▶ _REQUIREMENTS_:
- 1) Update the excerpt on the Ivory Islands, everything from "it is equally" down to "place. (Whitley 51-52)", replacing "sandbanks" with "sandbars".
- 2) Please answer these questions from the excerpt on the Ivory Islands:
(a) On what date was Whitley's paper read to the Philosophical Society of Great Britain?
(b) Who was president of the society's Victoria Institute from 1886 until his death in 1903?
(c) What did the trawl-net bring up when the Vega was sailing past Liakoff's Island?

··· SELECTED EXTRACT

Incidentally, it was possibly while reading this paper that Velikovsky first came across the reference to Nils Adolf Erik Nordenskiöld with which he opens this section:

Nordenskiöld

What adds to its loneliness also, is the fact that even in summer nearly the whole extent of its coast is uninhabited by human beings. Nordenskiöld says that, in his voyage along the northern coast of Siberia in the Vega during the summer of 1878, he did not see a single human being on the shore, in the whole stretch from Yug or Schar (at the westernmost point of Siberia) to Cape Chelagskoi. (Whitley 36)

Whitley’s paper, The Ivory Islands in the Arctic Ocean, was read to the Philosophical Society of Great Britain on 7 December 1909. This society was founded in the wake of the publication of Charles Darwin’s On the Origin of Species. Like Whitley, many of the members of this society were not inimical to science, but laboured to show how the latest scientific discoveries were not inconsistent with Holy Scripture. Several of its members were prominent scientists. Most notable among these was, perhaps, George Stokes, who was president of the society’s Victoria Institute from 1886 until his death in 1903.

In his paper, Whitley pointed out that the remains of the mammoth and other species of megafauna were to be found all over Siberia. The abundance of these remains increased the further north one travelled, with the greatest abundance occurring in the vicinity of the New Siberian Islands in the Arctic Ocean:

... the soil of these desolate islands is absolutely packed full of the bones of elephants and rhinoceroses in such astonishing numbers, that no places in the whole world contain such quantities of elephants’ remains as do these icy islands in the Arctic Sea. (Whitley 36)

And these bones and tusks were not only found on dry land:

it is equally wonderful that the bed of the sea around the New Siberian Islands, seems to be covered with the tusks and teeth of elephants, which are being constantly washed up by the waves on the sandbanks round the shores of these islands. Nordenskiöld says that the making of new collections of mammoths’ tusks year by year in Liakoff’s Island, depends on their being washed out of the sandbanks, so that after an east wind, which has lasted some time, they may be collected at low water on the sandbanks, then laid dry. He also tells us, that when the Vega was sailing past Liakoff’s Island, the trawl-net brought up from the bottom some fragments of mammoths’ tusks, which confirmed the statements of the ivory hunters, and showed that there must be immense deposits of elephants’ bones, under the sea, at this place. (Whitley 51-52)

······
··· PROVIDED DATA

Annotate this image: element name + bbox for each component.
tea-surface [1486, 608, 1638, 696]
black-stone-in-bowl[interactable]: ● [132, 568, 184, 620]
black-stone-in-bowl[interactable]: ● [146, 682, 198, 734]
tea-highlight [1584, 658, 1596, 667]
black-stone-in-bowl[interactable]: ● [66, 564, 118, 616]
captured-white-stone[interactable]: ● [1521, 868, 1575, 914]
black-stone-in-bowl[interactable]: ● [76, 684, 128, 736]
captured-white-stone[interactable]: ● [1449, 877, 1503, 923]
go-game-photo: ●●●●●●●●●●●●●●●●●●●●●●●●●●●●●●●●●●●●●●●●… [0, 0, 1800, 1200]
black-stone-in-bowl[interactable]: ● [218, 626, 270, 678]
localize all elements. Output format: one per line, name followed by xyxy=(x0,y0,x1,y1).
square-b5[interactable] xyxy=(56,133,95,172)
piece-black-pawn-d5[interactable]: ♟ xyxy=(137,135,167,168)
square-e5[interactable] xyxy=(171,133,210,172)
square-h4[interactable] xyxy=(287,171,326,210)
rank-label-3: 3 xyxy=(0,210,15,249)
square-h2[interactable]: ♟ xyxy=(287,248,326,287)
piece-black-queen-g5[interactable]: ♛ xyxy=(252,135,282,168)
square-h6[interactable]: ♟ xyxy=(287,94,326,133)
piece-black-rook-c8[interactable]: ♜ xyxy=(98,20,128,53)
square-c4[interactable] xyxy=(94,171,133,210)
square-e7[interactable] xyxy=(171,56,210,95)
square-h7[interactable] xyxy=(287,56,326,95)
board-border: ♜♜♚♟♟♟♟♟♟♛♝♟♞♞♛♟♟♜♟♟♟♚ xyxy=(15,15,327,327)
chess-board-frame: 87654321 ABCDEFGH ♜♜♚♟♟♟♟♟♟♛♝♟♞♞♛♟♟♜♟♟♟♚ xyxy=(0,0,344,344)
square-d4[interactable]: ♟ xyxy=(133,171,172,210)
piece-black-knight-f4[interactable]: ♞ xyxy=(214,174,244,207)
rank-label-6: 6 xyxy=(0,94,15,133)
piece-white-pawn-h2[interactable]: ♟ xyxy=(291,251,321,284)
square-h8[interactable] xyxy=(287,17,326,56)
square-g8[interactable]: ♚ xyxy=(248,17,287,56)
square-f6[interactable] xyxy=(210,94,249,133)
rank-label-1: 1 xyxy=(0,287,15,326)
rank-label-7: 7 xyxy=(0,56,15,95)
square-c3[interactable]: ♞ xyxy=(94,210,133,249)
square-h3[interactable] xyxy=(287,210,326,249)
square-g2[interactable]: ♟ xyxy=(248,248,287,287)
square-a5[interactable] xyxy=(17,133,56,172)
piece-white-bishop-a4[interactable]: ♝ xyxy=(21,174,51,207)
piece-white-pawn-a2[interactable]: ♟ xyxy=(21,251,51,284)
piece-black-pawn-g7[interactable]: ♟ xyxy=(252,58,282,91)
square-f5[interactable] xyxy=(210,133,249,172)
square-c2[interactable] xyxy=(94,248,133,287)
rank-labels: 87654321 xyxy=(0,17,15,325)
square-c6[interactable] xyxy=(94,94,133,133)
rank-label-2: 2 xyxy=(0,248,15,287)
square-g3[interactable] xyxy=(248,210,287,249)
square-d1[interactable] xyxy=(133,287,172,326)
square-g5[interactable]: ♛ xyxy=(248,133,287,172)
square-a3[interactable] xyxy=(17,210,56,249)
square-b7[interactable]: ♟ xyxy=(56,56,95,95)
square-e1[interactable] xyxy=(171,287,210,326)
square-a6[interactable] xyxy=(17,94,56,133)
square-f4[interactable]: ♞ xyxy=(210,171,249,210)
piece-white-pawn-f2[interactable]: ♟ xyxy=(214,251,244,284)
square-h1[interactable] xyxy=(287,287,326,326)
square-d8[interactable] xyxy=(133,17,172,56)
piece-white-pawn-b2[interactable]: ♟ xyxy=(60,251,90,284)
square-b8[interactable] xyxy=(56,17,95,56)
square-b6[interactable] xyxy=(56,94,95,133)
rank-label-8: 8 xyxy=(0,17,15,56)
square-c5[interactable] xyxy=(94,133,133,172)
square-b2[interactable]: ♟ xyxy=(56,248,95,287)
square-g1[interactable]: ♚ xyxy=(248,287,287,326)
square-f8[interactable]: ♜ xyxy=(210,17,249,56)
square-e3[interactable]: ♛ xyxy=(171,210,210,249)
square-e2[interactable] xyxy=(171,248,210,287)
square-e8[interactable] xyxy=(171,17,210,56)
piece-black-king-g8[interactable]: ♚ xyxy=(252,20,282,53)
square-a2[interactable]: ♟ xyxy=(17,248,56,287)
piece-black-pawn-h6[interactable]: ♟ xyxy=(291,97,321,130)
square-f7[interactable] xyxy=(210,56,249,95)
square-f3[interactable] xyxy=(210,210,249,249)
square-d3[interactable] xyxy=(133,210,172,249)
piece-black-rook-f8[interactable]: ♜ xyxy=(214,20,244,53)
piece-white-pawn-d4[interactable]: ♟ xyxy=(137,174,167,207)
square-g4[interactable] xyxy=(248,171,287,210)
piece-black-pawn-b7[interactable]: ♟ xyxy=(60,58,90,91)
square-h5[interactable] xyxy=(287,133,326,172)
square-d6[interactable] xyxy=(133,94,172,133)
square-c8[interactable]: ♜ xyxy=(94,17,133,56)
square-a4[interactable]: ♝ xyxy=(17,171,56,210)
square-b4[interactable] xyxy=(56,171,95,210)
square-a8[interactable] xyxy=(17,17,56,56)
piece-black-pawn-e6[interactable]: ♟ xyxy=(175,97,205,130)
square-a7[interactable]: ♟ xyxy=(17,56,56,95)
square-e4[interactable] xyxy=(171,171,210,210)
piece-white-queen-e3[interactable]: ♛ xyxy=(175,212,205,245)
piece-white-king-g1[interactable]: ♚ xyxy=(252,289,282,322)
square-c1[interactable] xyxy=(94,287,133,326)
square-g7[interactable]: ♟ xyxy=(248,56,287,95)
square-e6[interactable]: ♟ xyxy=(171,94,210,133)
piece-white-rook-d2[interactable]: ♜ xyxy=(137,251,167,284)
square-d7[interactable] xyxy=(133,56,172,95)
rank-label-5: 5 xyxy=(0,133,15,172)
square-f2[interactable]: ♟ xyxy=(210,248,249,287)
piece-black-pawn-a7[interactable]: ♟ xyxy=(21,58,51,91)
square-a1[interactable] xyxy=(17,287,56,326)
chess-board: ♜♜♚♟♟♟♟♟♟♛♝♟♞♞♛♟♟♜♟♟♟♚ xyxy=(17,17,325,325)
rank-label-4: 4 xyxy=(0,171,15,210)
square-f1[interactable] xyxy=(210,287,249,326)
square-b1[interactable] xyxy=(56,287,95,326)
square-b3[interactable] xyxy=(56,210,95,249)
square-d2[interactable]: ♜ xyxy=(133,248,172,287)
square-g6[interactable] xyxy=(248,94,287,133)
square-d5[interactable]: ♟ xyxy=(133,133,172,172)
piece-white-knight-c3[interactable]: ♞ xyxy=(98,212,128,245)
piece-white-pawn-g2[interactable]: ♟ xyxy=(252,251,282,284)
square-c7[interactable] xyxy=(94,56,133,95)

······

▶ _FULL SOLUTIONS_:
- 1)
it is equally wonderful that the bed of the sea around the New Siberian Islands, seems to be covered with the tusks and teeth of elephants, which are being constantly washed up by the waves on the sandbars round the shores of these islands. Nordenskiöld says that the making of new collections of mammoths’ tusks year by year in Liakoff’s Island, depends on their being washed out of the sandbars, so that after an east wind, which has lasted some time, they may be collected at low water on the sandbars, then laid dry. He also tells us, that when the Vega was sailing past Liakoff’s Island, the trawl-net brought up from the bottom some fragments of mammoths’ tusks, which confirmed the statements of the ivory hunters, and showed that there must be immense deposits of elephants’ bones, under the sea, at this place. (Whitley 51-52)

- 2)
(a) 7 December 1909
(b) George Stokes
(c) Some fragments of mammoths' tusks